## Exercise materials
______________________________
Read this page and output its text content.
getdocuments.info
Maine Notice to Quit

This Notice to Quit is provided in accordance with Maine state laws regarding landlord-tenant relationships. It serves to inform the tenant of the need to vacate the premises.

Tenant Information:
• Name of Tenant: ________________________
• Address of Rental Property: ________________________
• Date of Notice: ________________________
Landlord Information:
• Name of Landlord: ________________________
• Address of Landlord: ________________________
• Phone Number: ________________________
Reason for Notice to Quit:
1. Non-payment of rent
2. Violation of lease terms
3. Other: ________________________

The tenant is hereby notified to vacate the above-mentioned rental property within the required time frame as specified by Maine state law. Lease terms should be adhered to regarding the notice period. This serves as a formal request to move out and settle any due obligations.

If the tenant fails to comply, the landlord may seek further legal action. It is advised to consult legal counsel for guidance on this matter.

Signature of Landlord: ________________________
______________________________
## Do this
Filter the listing above by the word "terms"; copy each line that passes.

## Solution to this task
2. Violation of lease terms
The tenant is hereby notified to vacate the above-mentioned rental property within the required time frame as specified by Maine state law. Lease terms should be adhered to regarding the notice period. This serves as a formal request to move out and settle any due obligations.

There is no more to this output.